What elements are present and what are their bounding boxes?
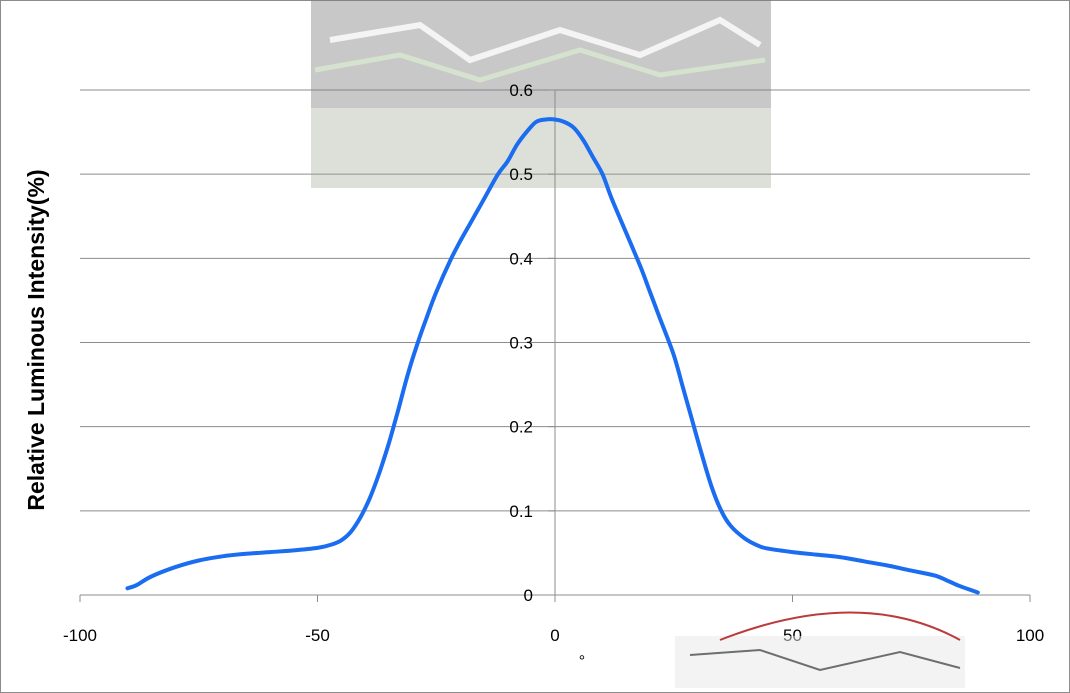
y-tick-label: 0.1 [509, 502, 533, 521]
y-tick-label: 0.6 [509, 81, 533, 100]
y-tick-labels: 0 0.1 0.2 0.3 0.4 0.5 0.6 [509, 81, 533, 605]
x-tick-label: 0 [550, 626, 559, 645]
y-tick-label: 0.4 [509, 249, 533, 268]
logo-watermark [311, 0, 771, 188]
x-axis-label: ° [579, 653, 585, 670]
x-tick-label: -100 [63, 626, 97, 645]
axes [79, 89, 1031, 602]
y-tick-label: 0.3 [509, 334, 533, 353]
y-tick-label: 0.5 [509, 165, 533, 184]
y-tick-label: 0.2 [509, 418, 533, 437]
seal-watermark [675, 611, 965, 688]
x-tick-labels: -100 -50 0 50 100 [63, 626, 1044, 645]
x-tick-label: 100 [1016, 626, 1044, 645]
x-tick-label: -50 [305, 626, 330, 645]
y-axis-label: Relative Luminous Intensity(%) [23, 169, 49, 510]
y-tick-label: 0 [524, 586, 533, 605]
series-line [125, 117, 980, 595]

- WHAT THE TASK REQUIRES
Copy every line of the items above word for word, leaving out the picture.

- TASK ANSWER
What elements are present and what are their bounding boxes?
y-tick-label: 0.1 [509, 502, 533, 521]
y-tick-label: 0.6 [509, 81, 533, 100]
y-tick-labels: 0 0.1 0.2 0.3 0.4 0.5 0.6 [509, 81, 533, 605]
x-tick-label: 0 [550, 626, 559, 645]
y-tick-label: 0.4 [509, 249, 533, 268]
logo-watermark [311, 0, 771, 188]
x-axis-label: ° [579, 653, 585, 670]
x-tick-label: -100 [63, 626, 97, 645]
axes [79, 89, 1031, 602]
y-tick-label: 0.3 [509, 334, 533, 353]
y-tick-label: 0.5 [509, 165, 533, 184]
y-tick-label: 0.2 [509, 418, 533, 437]
seal-watermark [675, 611, 965, 688]
x-tick-labels: -100 -50 0 50 100 [63, 626, 1044, 645]
x-tick-label: 100 [1016, 626, 1044, 645]
x-tick-label: -50 [305, 626, 330, 645]
y-axis-label: Relative Luminous Intensity(%) [23, 169, 49, 510]
y-tick-label: 0 [524, 586, 533, 605]
series-line [125, 117, 980, 595]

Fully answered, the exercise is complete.